Legal guardians were questioned regarding the child’s current physical condition, pain symptoms, family history of hereditary diseases, and daily physical activity habits. This was followed by a comprehensive physical examination, which assessed foot morphology (e.g., arch height and toe alignment) as well as overall lower limb and postural alignment, confirming a diagnosis of isolated in-toeing gait without neurological or skeletal comorbidities.
Stage 2
Instrumented gait analysis.
Multidimensional gait data were collected using the Zebris system, including: (i) static barefoot foot scans to obtain baseline arch index and plantar pressure distribution (Fig. 2A); (ii) dynamic treadmill-based plantar pressure measurements to assess FPA, walking speed, and stride parameters (Fig. 2B and C); and (iii) synchronized high-definition video capture using the SYNCLightCam system for visual confirmation of gait phases (e.g., loading response to swing).
For dynamic assessments, treadmill speed was individualized to match each child’s natural overground walking pace (typically 2–3 km/h for children aged 5–12 years), thereby promoting a comfortable and non-fatigued walking condition. Each trial lasted approximately 30 s, and 4–5 repeated trials were performed to account for intra-individual variability. For analysis, the most representative dataset—defined as the trial closest to the child’s natural gait rhythm and yielding approximately 20–30 strides—was selected in accordance with the clinical protocol. Follow-up assessments (≥ 1 year after baseline) followed the same procedure, allowing for pre- and post-intervention comparisons based on medical records. Advanced dynamic visualizations (e.g., pressure trajectories) are provided in Supplementary Figure S1.
Fig. 2. Typical workflow illustration of gait analysis using the Zebris system (Exemplary Case). A Foot Scan. Static foot scan displaying plantar regions and pressure areas (darker shades = higher pressure). B Gait Parameters. Geometric gait parameters (e.g., FPA, step/stride length). C Time Parameters. Temporal gait parameters (e.g., cadence, speed). Figure Legend Note: This figure illustrates the analysis process for a representative child (not group results). Solid elements = pre-intervention baseline; shaded = post-intervention follow-up. Detailed metrics in Sect. 2.4.1; advanced visuals in Supplementary Figure S3
Time horizon
Data were extracted from clinical records collected between January 2020 and April 2023, ensuring an adequate sample size and consistency in gait evaluation protocols.
Analytical methods
Data analyses were performed using SPSS software (version 26.0). The normality of data distributions was assessed using the Shapiro–Wilk test.
For within-group comparisons of baseline and follow-up outcomes, paired t-tests were applied for normally distributed variables, whereas Wilcoxon signed-rank tests were used for variables that did not meet normality assumptions. Between-group comparisons were conducted using independent-samples t-tests for normally distributed data or Mann–Whitney U tests for non-normally distributed data.
Effect sizes were calculated to quantify the magnitude of intervention effects and to complement statistical significance testing. For parametric analyses, Cohen’s d was used to estimate effect size, with values of 0.2, 0.5, and ≥ 0.8 interpreted as small, medium, and large effects, respectively. When sample sizes were small, Hedges’ g was additionally reported as a bias-corrected estimate of effect size, applying the same interpretive thresholds.
For nonparametric analyses, effect sizes were calculated using the standardized test statistic (r), derived from the Z value divided by the square root of the total number of observations (r = Z/√N). Effect sizes were interpreted as small (0.1), medium (0.3), and large (≥ 0.5).

▸ SUPPLIED RECORDS:
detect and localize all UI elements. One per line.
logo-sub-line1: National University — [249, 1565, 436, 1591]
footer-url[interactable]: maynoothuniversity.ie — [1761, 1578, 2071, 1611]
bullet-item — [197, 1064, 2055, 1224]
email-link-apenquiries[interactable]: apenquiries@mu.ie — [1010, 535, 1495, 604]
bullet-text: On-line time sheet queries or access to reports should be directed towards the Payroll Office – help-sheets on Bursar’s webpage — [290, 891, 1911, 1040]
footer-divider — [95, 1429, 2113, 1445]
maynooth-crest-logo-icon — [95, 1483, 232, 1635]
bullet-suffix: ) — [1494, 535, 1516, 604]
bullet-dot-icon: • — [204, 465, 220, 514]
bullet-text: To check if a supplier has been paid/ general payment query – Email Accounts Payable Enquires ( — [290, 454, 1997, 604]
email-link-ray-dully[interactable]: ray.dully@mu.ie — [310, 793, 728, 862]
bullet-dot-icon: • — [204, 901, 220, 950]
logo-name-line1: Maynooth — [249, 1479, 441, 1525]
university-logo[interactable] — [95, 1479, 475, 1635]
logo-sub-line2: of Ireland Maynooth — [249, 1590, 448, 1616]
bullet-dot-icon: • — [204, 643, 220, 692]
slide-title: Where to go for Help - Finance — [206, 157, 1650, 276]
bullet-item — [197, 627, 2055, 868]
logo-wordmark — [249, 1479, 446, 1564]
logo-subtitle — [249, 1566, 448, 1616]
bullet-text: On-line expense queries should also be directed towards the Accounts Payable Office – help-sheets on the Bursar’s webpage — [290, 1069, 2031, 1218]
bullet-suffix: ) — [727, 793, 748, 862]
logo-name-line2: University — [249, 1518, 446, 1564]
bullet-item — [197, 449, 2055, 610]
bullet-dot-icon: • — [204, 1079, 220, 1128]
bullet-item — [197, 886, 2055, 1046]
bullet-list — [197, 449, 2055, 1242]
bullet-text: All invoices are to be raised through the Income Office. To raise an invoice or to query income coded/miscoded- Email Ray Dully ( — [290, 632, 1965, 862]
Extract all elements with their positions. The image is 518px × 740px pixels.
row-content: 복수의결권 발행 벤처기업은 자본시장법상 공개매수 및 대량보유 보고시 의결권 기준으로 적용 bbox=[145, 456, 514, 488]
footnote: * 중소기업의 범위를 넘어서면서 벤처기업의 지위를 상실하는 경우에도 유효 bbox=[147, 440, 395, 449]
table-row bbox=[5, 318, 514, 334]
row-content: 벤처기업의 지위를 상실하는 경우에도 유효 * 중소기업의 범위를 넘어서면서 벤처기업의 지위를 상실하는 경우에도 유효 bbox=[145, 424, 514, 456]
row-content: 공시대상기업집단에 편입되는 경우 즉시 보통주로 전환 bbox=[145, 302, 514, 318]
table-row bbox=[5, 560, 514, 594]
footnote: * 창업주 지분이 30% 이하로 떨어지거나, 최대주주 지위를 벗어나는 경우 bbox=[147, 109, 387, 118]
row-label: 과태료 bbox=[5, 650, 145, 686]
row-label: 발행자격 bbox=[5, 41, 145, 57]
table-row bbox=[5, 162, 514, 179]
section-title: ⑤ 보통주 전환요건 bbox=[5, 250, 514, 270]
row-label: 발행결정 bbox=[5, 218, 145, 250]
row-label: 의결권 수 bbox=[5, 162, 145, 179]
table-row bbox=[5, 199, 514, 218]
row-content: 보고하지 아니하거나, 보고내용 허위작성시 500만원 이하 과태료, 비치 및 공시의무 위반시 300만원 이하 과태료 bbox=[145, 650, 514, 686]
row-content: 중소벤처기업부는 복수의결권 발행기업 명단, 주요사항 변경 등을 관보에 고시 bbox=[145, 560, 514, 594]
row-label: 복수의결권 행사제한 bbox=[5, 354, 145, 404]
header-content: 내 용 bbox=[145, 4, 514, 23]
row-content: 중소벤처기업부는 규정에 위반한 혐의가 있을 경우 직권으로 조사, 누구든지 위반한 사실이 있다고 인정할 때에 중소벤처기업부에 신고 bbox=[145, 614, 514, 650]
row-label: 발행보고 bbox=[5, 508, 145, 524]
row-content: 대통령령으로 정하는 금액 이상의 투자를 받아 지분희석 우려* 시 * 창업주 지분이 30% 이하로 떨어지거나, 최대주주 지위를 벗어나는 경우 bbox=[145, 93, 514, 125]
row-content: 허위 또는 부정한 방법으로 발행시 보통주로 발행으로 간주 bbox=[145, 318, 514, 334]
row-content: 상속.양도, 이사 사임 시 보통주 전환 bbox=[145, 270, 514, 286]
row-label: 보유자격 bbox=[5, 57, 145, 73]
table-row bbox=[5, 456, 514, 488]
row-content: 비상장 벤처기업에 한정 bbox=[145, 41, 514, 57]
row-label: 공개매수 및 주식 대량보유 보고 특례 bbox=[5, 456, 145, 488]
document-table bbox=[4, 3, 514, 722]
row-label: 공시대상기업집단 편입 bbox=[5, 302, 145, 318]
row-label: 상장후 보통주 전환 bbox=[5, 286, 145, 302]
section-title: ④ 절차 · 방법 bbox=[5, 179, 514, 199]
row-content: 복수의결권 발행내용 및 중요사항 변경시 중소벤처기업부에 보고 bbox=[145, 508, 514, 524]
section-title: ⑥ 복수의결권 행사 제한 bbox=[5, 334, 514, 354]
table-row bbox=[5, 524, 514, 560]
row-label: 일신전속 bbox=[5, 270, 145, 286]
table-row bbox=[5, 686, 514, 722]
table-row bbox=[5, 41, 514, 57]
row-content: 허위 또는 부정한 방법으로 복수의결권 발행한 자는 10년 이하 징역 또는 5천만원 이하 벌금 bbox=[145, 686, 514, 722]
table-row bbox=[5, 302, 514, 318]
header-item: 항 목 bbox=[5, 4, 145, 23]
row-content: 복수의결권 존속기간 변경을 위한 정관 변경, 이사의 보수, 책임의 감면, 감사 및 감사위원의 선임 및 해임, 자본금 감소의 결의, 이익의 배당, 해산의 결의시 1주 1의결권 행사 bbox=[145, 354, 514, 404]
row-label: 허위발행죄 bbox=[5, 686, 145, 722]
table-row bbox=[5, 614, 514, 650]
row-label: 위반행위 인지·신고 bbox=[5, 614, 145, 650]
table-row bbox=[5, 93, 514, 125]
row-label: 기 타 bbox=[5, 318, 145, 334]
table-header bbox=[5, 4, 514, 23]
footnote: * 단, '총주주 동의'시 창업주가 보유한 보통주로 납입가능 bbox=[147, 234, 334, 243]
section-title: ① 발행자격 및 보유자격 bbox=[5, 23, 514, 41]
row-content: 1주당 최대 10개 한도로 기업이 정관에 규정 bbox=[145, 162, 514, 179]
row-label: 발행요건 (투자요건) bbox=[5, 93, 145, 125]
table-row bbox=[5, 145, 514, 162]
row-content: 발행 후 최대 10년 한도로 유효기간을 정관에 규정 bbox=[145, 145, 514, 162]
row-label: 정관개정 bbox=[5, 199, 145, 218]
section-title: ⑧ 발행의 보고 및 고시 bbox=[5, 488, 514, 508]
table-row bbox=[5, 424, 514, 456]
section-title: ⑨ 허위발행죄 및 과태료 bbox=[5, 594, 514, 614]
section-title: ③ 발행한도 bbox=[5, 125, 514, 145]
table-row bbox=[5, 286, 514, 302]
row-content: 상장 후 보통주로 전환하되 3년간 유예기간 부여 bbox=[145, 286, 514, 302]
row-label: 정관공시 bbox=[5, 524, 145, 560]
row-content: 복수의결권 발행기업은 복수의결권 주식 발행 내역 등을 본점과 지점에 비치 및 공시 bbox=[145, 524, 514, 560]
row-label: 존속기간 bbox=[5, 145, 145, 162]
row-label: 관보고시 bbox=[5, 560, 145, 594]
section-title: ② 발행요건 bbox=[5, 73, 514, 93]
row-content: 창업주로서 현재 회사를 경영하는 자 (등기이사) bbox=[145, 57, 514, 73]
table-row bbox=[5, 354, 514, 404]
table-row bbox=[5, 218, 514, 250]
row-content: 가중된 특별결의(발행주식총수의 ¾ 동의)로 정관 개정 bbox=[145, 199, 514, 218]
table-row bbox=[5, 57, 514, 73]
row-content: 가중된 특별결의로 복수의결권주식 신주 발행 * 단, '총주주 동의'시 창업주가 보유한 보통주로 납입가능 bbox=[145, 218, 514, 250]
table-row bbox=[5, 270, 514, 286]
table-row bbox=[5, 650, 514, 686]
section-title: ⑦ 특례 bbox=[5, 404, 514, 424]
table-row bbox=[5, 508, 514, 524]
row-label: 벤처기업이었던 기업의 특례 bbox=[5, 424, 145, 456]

▸ WHAT TO WORK ON: Reproduce the passage on in-toeing gait analysis from "Legal guardians were" up to and including "Instrumented gait analysis.". Nothing in the lines has any bearing on what is asked here.

▸ REPLY TO THE EXERCISE:
Legal guardians were questioned regarding the child’s current physical condition, pain symptoms, family history of hereditary diseases, and daily physical activity habits. This was followed by a comprehensive physical examination, which assessed foot morphology (e.g., arch height and toe alignment) as well as overall lower limb and postural alignment, confirming a diagnosis of isolated in-toeing gait without neurological or skeletal comorbidities.
Stage 2
Instrumented gait analysis.